• INFORMATION SUPPLIED
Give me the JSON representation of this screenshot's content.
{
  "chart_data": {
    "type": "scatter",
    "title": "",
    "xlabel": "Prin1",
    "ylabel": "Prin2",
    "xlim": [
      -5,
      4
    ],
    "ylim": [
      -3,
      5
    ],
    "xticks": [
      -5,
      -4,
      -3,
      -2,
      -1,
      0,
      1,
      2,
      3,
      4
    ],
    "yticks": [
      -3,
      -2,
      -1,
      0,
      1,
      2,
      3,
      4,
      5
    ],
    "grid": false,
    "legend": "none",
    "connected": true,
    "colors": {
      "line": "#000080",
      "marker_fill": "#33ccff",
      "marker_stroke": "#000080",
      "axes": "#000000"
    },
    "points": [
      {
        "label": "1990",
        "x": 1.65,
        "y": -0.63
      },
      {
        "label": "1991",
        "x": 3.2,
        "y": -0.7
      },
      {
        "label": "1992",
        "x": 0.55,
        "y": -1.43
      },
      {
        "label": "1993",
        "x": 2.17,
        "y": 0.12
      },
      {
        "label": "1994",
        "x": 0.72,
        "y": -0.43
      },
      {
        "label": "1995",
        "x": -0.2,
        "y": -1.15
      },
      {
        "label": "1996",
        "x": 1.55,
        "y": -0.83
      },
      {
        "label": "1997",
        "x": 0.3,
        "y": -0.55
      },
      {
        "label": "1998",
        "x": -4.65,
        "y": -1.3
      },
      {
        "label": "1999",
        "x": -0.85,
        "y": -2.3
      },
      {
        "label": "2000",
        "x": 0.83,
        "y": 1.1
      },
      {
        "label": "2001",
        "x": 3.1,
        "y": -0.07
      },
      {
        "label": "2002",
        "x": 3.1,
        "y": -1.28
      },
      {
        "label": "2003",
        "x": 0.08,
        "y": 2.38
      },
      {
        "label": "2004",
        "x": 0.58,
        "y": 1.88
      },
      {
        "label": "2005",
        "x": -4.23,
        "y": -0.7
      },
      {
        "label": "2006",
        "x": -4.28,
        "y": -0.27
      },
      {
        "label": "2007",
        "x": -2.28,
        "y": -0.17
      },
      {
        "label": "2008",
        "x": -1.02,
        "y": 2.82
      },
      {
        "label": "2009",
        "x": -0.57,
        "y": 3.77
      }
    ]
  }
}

• WRITTEN INSTRUCTION
Output all of the data again. Match it exactly.

• OUTPUT OF THE TASK
Give me the JSON representation of this screenshot's content.
{
  "chart_data": {
    "type": "scatter",
    "title": "",
    "xlabel": "Prin1",
    "ylabel": "Prin2",
    "xlim": [
      -5,
      4
    ],
    "ylim": [
      -3,
      5
    ],
    "xticks": [
      -5,
      -4,
      -3,
      -2,
      -1,
      0,
      1,
      2,
      3,
      4
    ],
    "yticks": [
      -3,
      -2,
      -1,
      0,
      1,
      2,
      3,
      4,
      5
    ],
    "grid": false,
    "legend": "none",
    "connected": true,
    "colors": {
      "line": "#000080",
      "marker_fill": "#33ccff",
      "marker_stroke": "#000080",
      "axes": "#000000"
    },
    "points": [
      {
        "label": "1990",
        "x": 1.65,
        "y": -0.63
      },
      {
        "label": "1991",
        "x": 3.2,
        "y": -0.7
      },
      {
        "label": "1992",
        "x": 0.55,
        "y": -1.43
      },
      {
        "label": "1993",
        "x": 2.17,
        "y": 0.12
      },
      {
        "label": "1994",
        "x": 0.72,
        "y": -0.43
      },
      {
        "label": "1995",
        "x": -0.2,
        "y": -1.15
      },
      {
        "label": "1996",
        "x": 1.55,
        "y": -0.83
      },
      {
        "label": "1997",
        "x": 0.3,
        "y": -0.55
      },
      {
        "label": "1998",
        "x": -4.65,
        "y": -1.3
      },
      {
        "label": "1999",
        "x": -0.85,
        "y": -2.3
      },
      {
        "label": "2000",
        "x": 0.83,
        "y": 1.1
      },
      {
        "label": "2001",
        "x": 3.1,
        "y": -0.07
      },
      {
        "label": "2002",
        "x": 3.1,
        "y": -1.28
      },
      {
        "label": "2003",
        "x": 0.08,
        "y": 2.38
      },
      {
        "label": "2004",
        "x": 0.58,
        "y": 1.88
      },
      {
        "label": "2005",
        "x": -4.23,
        "y": -0.7
      },
      {
        "label": "2006",
        "x": -4.28,
        "y": -0.27
      },
      {
        "label": "2007",
        "x": -2.28,
        "y": -0.17
      },
      {
        "label": "2008",
        "x": -1.02,
        "y": 2.82
      },
      {
        "label": "2009",
        "x": -0.57,
        "y": 3.77
      }
    ]
  }
}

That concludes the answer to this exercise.